→ **REQUIRED WORK**: Extract every line that contains the string "name".

→ **INFORMATION SUPPLIED**:

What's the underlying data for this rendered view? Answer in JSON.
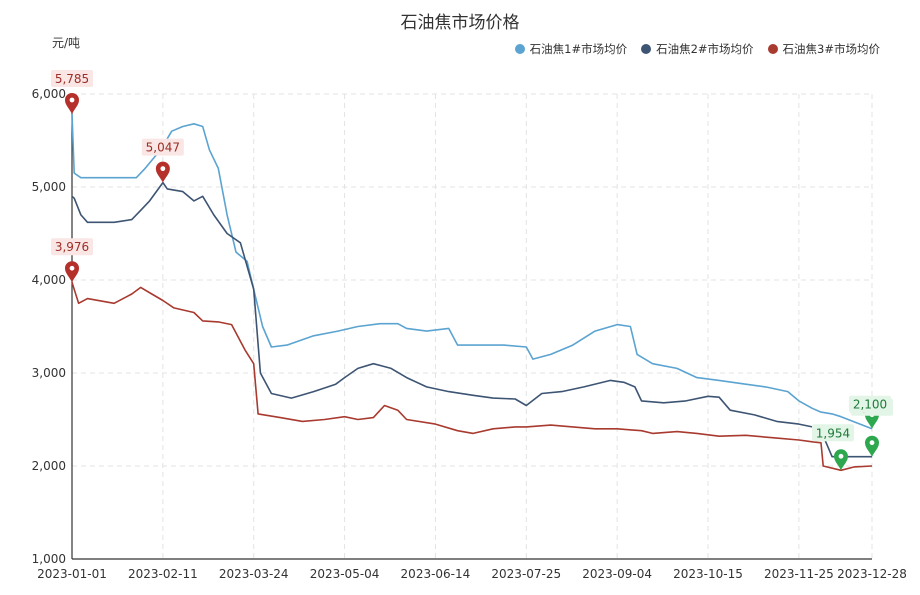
{
  "chart_data": {
    "type": "line",
    "title": "石油焦市场价格",
    "unit": "元/吨",
    "ylim": [
      1000,
      6000
    ],
    "y_ticks": [
      "1,000",
      "2,000",
      "3,000",
      "4,000",
      "5,000",
      "6,000"
    ],
    "x_tick_labels": [
      "2023-01-01",
      "2023-02-11",
      "2023-03-24",
      "2023-05-04",
      "2023-06-14",
      "2023-07-25",
      "2023-09-04",
      "2023-10-15",
      "2023-11-25",
      "2023-12-28"
    ],
    "grid": true,
    "legend_position": "top-right",
    "series": [
      {
        "name": "石油焦1#市场均价",
        "color": "#5ba3d0",
        "points": [
          [
            "2023-01-01",
            5785
          ],
          [
            "2023-01-02",
            5150
          ],
          [
            "2023-01-05",
            5100
          ],
          [
            "2023-01-20",
            5100
          ],
          [
            "2023-01-30",
            5100
          ],
          [
            "2023-02-03",
            5200
          ],
          [
            "2023-02-10",
            5400
          ],
          [
            "2023-02-15",
            5600
          ],
          [
            "2023-02-20",
            5650
          ],
          [
            "2023-02-25",
            5680
          ],
          [
            "2023-03-01",
            5650
          ],
          [
            "2023-03-04",
            5400
          ],
          [
            "2023-03-08",
            5200
          ],
          [
            "2023-03-12",
            4700
          ],
          [
            "2023-03-16",
            4300
          ],
          [
            "2023-03-21",
            4200
          ],
          [
            "2023-03-24",
            3900
          ],
          [
            "2023-03-28",
            3500
          ],
          [
            "2023-04-01",
            3280
          ],
          [
            "2023-04-08",
            3300
          ],
          [
            "2023-04-20",
            3400
          ],
          [
            "2023-05-01",
            3450
          ],
          [
            "2023-05-10",
            3500
          ],
          [
            "2023-05-20",
            3530
          ],
          [
            "2023-05-28",
            3530
          ],
          [
            "2023-06-01",
            3480
          ],
          [
            "2023-06-10",
            3450
          ],
          [
            "2023-06-20",
            3480
          ],
          [
            "2023-06-24",
            3300
          ],
          [
            "2023-07-05",
            3300
          ],
          [
            "2023-07-15",
            3300
          ],
          [
            "2023-07-25",
            3280
          ],
          [
            "2023-07-28",
            3150
          ],
          [
            "2023-08-05",
            3200
          ],
          [
            "2023-08-15",
            3300
          ],
          [
            "2023-08-25",
            3450
          ],
          [
            "2023-09-04",
            3520
          ],
          [
            "2023-09-10",
            3500
          ],
          [
            "2023-09-13",
            3200
          ],
          [
            "2023-09-20",
            3100
          ],
          [
            "2023-10-01",
            3050
          ],
          [
            "2023-10-10",
            2950
          ],
          [
            "2023-10-20",
            2920
          ],
          [
            "2023-11-01",
            2880
          ],
          [
            "2023-11-10",
            2850
          ],
          [
            "2023-11-20",
            2800
          ],
          [
            "2023-11-25",
            2700
          ],
          [
            "2023-12-01",
            2620
          ],
          [
            "2023-12-05",
            2580
          ],
          [
            "2023-12-10",
            2560
          ],
          [
            "2023-12-14",
            2530
          ],
          [
            "2023-12-28",
            2401
          ]
        ]
      },
      {
        "name": "石油焦2#市场均价",
        "color": "#3d5473",
        "points": [
          [
            "2023-01-01",
            4900
          ],
          [
            "2023-01-02",
            4880
          ],
          [
            "2023-01-05",
            4700
          ],
          [
            "2023-01-08",
            4620
          ],
          [
            "2023-01-20",
            4620
          ],
          [
            "2023-01-28",
            4650
          ],
          [
            "2023-02-01",
            4750
          ],
          [
            "2023-02-05",
            4850
          ],
          [
            "2023-02-11",
            5047
          ],
          [
            "2023-02-13",
            4980
          ],
          [
            "2023-02-20",
            4950
          ],
          [
            "2023-02-25",
            4850
          ],
          [
            "2023-03-01",
            4900
          ],
          [
            "2023-03-06",
            4700
          ],
          [
            "2023-03-12",
            4500
          ],
          [
            "2023-03-18",
            4400
          ],
          [
            "2023-03-24",
            3900
          ],
          [
            "2023-03-27",
            3000
          ],
          [
            "2023-04-01",
            2780
          ],
          [
            "2023-04-10",
            2730
          ],
          [
            "2023-04-20",
            2800
          ],
          [
            "2023-04-30",
            2880
          ],
          [
            "2023-05-04",
            2950
          ],
          [
            "2023-05-10",
            3050
          ],
          [
            "2023-05-17",
            3100
          ],
          [
            "2023-05-25",
            3050
          ],
          [
            "2023-06-01",
            2950
          ],
          [
            "2023-06-10",
            2850
          ],
          [
            "2023-06-20",
            2800
          ],
          [
            "2023-07-01",
            2760
          ],
          [
            "2023-07-10",
            2730
          ],
          [
            "2023-07-20",
            2720
          ],
          [
            "2023-07-25",
            2650
          ],
          [
            "2023-08-01",
            2780
          ],
          [
            "2023-08-10",
            2800
          ],
          [
            "2023-08-20",
            2850
          ],
          [
            "2023-09-01",
            2920
          ],
          [
            "2023-09-07",
            2900
          ],
          [
            "2023-09-12",
            2850
          ],
          [
            "2023-09-15",
            2700
          ],
          [
            "2023-09-25",
            2680
          ],
          [
            "2023-10-05",
            2700
          ],
          [
            "2023-10-15",
            2750
          ],
          [
            "2023-10-20",
            2740
          ],
          [
            "2023-10-25",
            2600
          ],
          [
            "2023-11-05",
            2550
          ],
          [
            "2023-11-15",
            2480
          ],
          [
            "2023-11-25",
            2450
          ],
          [
            "2023-12-01",
            2420
          ],
          [
            "2023-12-05",
            2380
          ],
          [
            "2023-12-10",
            2100
          ],
          [
            "2023-12-20",
            2100
          ],
          [
            "2023-12-28",
            2100
          ]
        ]
      },
      {
        "name": "石油焦3#市场均价",
        "color": "#a83a2f",
        "points": [
          [
            "2023-01-01",
            3976
          ],
          [
            "2023-01-02",
            3900
          ],
          [
            "2023-01-04",
            3750
          ],
          [
            "2023-01-08",
            3800
          ],
          [
            "2023-01-20",
            3750
          ],
          [
            "2023-01-28",
            3850
          ],
          [
            "2023-02-01",
            3920
          ],
          [
            "2023-02-06",
            3850
          ],
          [
            "2023-02-11",
            3780
          ],
          [
            "2023-02-16",
            3700
          ],
          [
            "2023-02-25",
            3650
          ],
          [
            "2023-03-01",
            3560
          ],
          [
            "2023-03-08",
            3550
          ],
          [
            "2023-03-14",
            3520
          ],
          [
            "2023-03-20",
            3250
          ],
          [
            "2023-03-24",
            3100
          ],
          [
            "2023-03-26",
            2560
          ],
          [
            "2023-04-05",
            2520
          ],
          [
            "2023-04-15",
            2480
          ],
          [
            "2023-04-25",
            2500
          ],
          [
            "2023-05-04",
            2530
          ],
          [
            "2023-05-10",
            2500
          ],
          [
            "2023-05-17",
            2520
          ],
          [
            "2023-05-22",
            2650
          ],
          [
            "2023-05-28",
            2600
          ],
          [
            "2023-06-01",
            2500
          ],
          [
            "2023-06-14",
            2450
          ],
          [
            "2023-06-24",
            2380
          ],
          [
            "2023-07-01",
            2350
          ],
          [
            "2023-07-10",
            2400
          ],
          [
            "2023-07-20",
            2420
          ],
          [
            "2023-07-25",
            2420
          ],
          [
            "2023-08-05",
            2440
          ],
          [
            "2023-08-15",
            2420
          ],
          [
            "2023-08-25",
            2400
          ],
          [
            "2023-09-04",
            2400
          ],
          [
            "2023-09-15",
            2380
          ],
          [
            "2023-09-20",
            2350
          ],
          [
            "2023-10-01",
            2370
          ],
          [
            "2023-10-10",
            2350
          ],
          [
            "2023-10-20",
            2320
          ],
          [
            "2023-11-01",
            2330
          ],
          [
            "2023-11-15",
            2300
          ],
          [
            "2023-11-25",
            2280
          ],
          [
            "2023-12-01",
            2260
          ],
          [
            "2023-12-05",
            2250
          ],
          [
            "2023-12-06",
            2000
          ],
          [
            "2023-12-14",
            1954
          ],
          [
            "2023-12-20",
            1990
          ],
          [
            "2023-12-28",
            2000
          ]
        ]
      }
    ],
    "max_markers": [
      {
        "series": 0,
        "date": "2023-01-01",
        "label": "5,785"
      },
      {
        "series": 1,
        "date": "2023-02-11",
        "label": "5,047"
      },
      {
        "series": 2,
        "date": "2023-01-01",
        "label": "3,976"
      }
    ],
    "min_markers": [
      {
        "series": 0,
        "date": "2023-12-28",
        "label": "2,401"
      },
      {
        "series": 1,
        "date": "2023-12-28",
        "label": "2,100"
      },
      {
        "series": 2,
        "date": "2023-12-14",
        "label": "1,954"
      }
    ]
  }
}
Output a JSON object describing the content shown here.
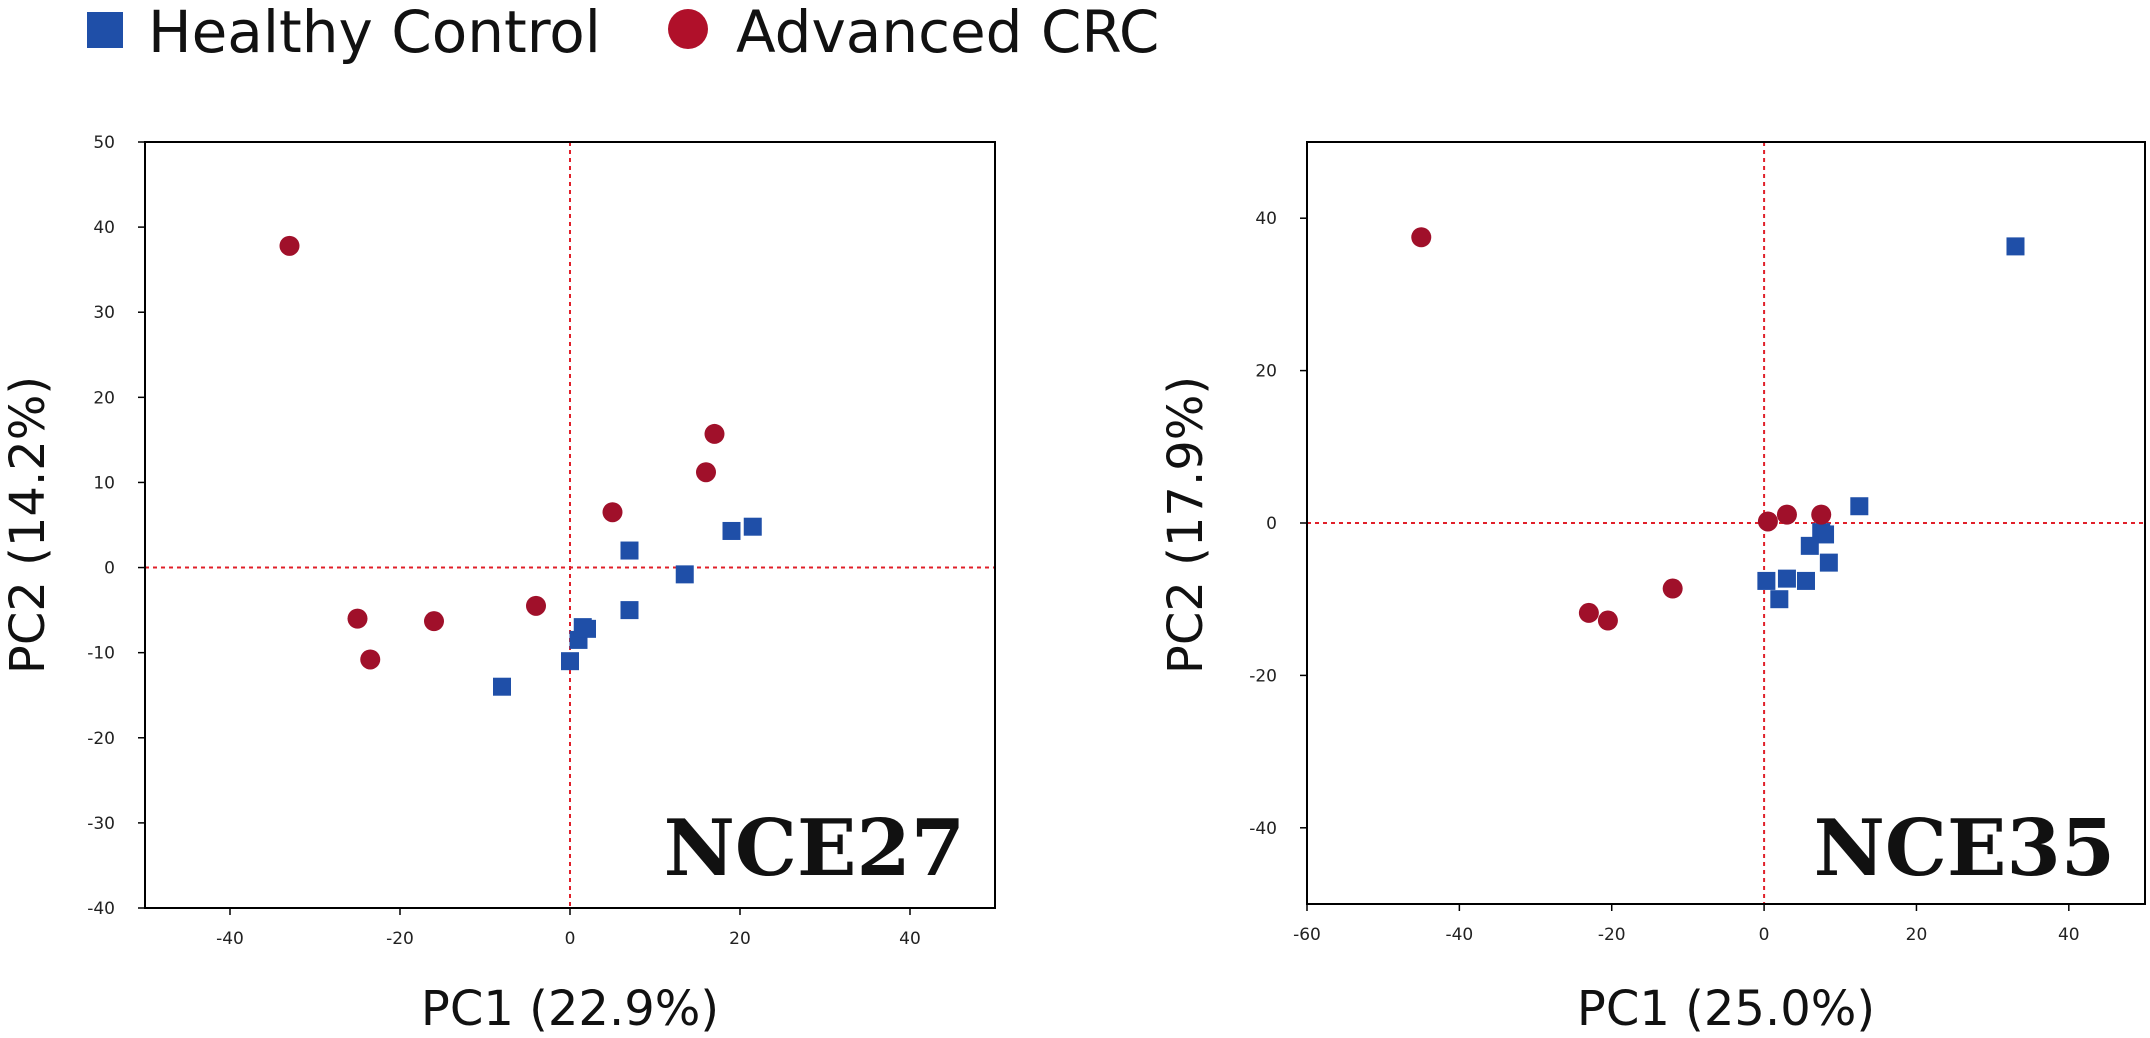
{
  "legend": {
    "items": [
      {
        "label": "Healthy Control",
        "marker": "square",
        "color": "#1f4fa8"
      },
      {
        "label": "Advanced CRC",
        "marker": "circle",
        "color": "#b0102a"
      }
    ]
  },
  "colors": {
    "healthy": "#1f4fa8",
    "crc": "#a0102a",
    "reference_line": "#e0202a",
    "frame": "#000000"
  },
  "chart_data": [
    {
      "type": "scatter",
      "panel_label": "NCE27",
      "xlabel": "PC1 (22.9%)",
      "ylabel": "PC2 (14.2%)",
      "xlim": [
        -50,
        50
      ],
      "ylim": [
        -40,
        50
      ],
      "xticks": [
        -40,
        -20,
        0,
        20,
        40
      ],
      "yticks": [
        -40,
        -30,
        -20,
        -10,
        0,
        10,
        20,
        30,
        40,
        50
      ],
      "reference_lines": {
        "x": 0,
        "y": 0
      },
      "series": [
        {
          "name": "Healthy Control",
          "marker": "square",
          "points": [
            [
              -8,
              -14
            ],
            [
              0,
              -11
            ],
            [
              1,
              -8.5
            ],
            [
              1.5,
              -7
            ],
            [
              2,
              -7.2
            ],
            [
              7,
              -5
            ],
            [
              7,
              2
            ],
            [
              13.5,
              -0.8
            ],
            [
              19,
              4.3
            ],
            [
              21.5,
              4.8
            ]
          ]
        },
        {
          "name": "Advanced CRC",
          "marker": "circle",
          "points": [
            [
              -33,
              37.8
            ],
            [
              -25,
              -6
            ],
            [
              -23.5,
              -10.8
            ],
            [
              -16,
              -6.3
            ],
            [
              -4,
              -4.5
            ],
            [
              5,
              6.5
            ],
            [
              16,
              11.2
            ],
            [
              17,
              15.7
            ]
          ]
        }
      ]
    },
    {
      "type": "scatter",
      "panel_label": "NCE35",
      "xlabel": "PC1 (25.0%)",
      "ylabel": "PC2 (17.9%)",
      "xlim": [
        -60,
        50
      ],
      "ylim": [
        -50,
        50
      ],
      "xticks": [
        -60,
        -40,
        -20,
        0,
        20,
        40
      ],
      "yticks": [
        -40,
        -20,
        0,
        20,
        40
      ],
      "reference_lines": {
        "x": 0,
        "y": 0
      },
      "series": [
        {
          "name": "Healthy Control",
          "marker": "square",
          "points": [
            [
              33,
              36.3
            ],
            [
              12.5,
              2.2
            ],
            [
              7.5,
              -1.2
            ],
            [
              8,
              -1.5
            ],
            [
              6,
              -3
            ],
            [
              8.5,
              -5.2
            ],
            [
              5.5,
              -7.6
            ],
            [
              3,
              -7.3
            ],
            [
              0.3,
              -7.6
            ],
            [
              2,
              -10
            ]
          ]
        },
        {
          "name": "Advanced CRC",
          "marker": "circle",
          "points": [
            [
              -45,
              37.5
            ],
            [
              -23,
              -11.8
            ],
            [
              -20.5,
              -12.8
            ],
            [
              -12,
              -8.6
            ],
            [
              0.5,
              0.2
            ],
            [
              3,
              1.1
            ],
            [
              7.5,
              1.1
            ]
          ]
        }
      ]
    }
  ]
}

→ **FINAL RESULT**:
        "name": "石油焦1#市场均价",
        "name": "石油焦2#市场均价",
        "name": "石油焦3#市场均价",
          "name": "Healthy Control",
          "name": "Advanced CRC",
          "name": "Healthy Control",
          "name": "Advanced CRC",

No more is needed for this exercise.